(Some rows)
# # # # # # #

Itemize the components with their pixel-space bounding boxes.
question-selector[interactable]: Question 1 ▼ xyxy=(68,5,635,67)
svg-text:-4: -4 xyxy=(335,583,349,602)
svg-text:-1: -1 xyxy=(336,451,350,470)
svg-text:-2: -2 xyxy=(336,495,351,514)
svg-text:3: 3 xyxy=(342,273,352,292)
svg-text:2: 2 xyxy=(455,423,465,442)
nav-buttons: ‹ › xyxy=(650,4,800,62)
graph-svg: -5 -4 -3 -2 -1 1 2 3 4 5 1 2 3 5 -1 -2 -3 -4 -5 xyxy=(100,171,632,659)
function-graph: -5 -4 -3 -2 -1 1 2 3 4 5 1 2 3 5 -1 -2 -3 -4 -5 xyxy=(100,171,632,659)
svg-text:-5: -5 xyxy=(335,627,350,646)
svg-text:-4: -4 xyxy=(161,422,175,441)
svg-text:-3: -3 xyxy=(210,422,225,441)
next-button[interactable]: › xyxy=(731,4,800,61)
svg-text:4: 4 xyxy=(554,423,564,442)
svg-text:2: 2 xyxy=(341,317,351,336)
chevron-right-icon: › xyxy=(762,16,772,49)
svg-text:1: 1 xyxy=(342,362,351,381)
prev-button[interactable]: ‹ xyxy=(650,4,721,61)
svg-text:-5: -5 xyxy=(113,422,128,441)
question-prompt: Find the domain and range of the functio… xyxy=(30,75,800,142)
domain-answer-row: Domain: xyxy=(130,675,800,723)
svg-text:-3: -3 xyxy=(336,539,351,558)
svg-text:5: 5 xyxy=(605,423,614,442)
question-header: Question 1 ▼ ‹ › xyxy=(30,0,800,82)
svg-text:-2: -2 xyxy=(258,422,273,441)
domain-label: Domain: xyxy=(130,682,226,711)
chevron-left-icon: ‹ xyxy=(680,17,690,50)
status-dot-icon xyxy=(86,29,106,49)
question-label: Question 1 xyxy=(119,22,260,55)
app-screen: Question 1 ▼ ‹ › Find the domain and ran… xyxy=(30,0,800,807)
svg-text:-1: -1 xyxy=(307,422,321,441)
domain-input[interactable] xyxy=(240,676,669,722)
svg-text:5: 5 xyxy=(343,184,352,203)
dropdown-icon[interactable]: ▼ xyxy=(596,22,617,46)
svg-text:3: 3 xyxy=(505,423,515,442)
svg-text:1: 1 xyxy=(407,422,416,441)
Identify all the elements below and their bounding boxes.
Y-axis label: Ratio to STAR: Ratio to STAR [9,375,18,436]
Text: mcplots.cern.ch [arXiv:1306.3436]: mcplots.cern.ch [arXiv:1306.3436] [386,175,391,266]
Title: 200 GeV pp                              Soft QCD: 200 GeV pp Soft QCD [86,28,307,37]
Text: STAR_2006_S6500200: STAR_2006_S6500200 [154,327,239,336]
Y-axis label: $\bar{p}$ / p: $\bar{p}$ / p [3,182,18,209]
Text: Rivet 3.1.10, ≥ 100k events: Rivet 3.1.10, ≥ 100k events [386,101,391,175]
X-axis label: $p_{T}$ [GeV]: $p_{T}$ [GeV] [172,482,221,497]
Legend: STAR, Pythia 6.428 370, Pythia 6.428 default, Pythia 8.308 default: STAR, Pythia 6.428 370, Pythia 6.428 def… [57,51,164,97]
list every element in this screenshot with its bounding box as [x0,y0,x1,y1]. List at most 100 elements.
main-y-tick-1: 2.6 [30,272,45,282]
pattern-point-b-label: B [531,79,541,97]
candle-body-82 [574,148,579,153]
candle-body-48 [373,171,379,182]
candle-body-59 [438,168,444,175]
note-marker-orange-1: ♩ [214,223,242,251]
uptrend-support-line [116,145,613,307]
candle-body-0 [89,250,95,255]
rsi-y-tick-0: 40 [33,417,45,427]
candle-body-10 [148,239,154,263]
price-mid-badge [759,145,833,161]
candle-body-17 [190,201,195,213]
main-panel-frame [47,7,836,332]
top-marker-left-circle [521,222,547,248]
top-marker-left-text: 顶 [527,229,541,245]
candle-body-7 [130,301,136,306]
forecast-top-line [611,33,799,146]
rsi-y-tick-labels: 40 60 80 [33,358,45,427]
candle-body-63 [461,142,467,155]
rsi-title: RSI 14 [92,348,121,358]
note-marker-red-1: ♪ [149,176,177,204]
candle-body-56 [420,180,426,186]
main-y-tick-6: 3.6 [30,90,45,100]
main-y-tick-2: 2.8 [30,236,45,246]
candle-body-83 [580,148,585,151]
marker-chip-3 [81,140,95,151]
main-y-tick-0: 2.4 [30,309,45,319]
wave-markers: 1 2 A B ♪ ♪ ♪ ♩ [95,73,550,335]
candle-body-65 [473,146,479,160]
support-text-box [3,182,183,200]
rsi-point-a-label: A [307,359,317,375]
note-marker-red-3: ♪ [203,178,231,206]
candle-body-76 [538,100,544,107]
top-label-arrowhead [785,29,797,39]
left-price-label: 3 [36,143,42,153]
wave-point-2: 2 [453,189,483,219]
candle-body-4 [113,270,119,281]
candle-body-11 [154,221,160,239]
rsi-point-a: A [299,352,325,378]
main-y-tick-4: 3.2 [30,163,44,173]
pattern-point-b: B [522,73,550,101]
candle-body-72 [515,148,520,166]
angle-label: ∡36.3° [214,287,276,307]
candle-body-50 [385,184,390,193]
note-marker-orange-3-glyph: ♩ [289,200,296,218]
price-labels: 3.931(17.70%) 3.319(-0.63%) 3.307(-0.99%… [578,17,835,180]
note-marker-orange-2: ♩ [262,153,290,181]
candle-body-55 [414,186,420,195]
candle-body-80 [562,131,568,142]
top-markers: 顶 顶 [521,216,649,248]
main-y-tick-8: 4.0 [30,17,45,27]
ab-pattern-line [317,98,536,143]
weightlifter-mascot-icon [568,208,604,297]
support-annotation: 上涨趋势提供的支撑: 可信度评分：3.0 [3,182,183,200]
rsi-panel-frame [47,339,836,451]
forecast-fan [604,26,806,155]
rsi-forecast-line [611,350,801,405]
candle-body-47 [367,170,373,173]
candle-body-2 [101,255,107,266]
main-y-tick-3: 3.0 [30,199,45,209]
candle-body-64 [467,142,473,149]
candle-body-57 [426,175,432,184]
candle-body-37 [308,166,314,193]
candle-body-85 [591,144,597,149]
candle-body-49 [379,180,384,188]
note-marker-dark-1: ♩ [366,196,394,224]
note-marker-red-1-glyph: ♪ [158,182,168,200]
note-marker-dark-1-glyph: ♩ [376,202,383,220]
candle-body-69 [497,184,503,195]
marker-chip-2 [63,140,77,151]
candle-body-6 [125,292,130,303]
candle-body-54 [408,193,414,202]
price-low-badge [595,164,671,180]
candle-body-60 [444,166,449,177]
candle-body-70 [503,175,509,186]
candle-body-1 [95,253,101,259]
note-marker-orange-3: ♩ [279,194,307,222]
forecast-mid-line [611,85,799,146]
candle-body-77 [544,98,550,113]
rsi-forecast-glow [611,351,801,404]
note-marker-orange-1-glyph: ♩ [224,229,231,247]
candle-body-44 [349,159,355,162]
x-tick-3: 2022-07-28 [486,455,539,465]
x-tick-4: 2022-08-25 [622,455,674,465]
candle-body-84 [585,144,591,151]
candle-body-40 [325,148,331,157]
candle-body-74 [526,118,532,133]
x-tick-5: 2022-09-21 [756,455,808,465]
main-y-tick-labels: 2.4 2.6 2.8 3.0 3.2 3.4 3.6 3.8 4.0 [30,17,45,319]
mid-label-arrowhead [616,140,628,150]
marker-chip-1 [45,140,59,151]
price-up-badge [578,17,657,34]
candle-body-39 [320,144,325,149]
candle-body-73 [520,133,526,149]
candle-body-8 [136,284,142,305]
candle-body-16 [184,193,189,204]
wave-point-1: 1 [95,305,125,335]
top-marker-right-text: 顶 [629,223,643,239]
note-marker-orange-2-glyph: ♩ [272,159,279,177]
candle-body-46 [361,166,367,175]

# # # # # # #

» **Work to be completed**: Write out the part of the rows above that opens with the first row and closes with the line containing "graph-svg: -5 -4". Keep every character as it appears.

» **Result of this exercise**:
Itemize the components with their pixel-space bounding boxes.
question-selector[interactable]: Question 1 ▼ xyxy=(68,5,635,67)
svg-text:-4: -4 xyxy=(335,583,349,602)
svg-text:-1: -1 xyxy=(336,451,350,470)
svg-text:-2: -2 xyxy=(336,495,351,514)
svg-text:3: 3 xyxy=(342,273,352,292)
svg-text:2: 2 xyxy=(455,423,465,442)
nav-buttons: ‹ › xyxy=(650,4,800,62)
graph-svg: -5 -4 -3 -2 -1 1 2 3 4 5 1 2 3 5 -1 -2 -3 -4 -5 xyxy=(100,171,632,659)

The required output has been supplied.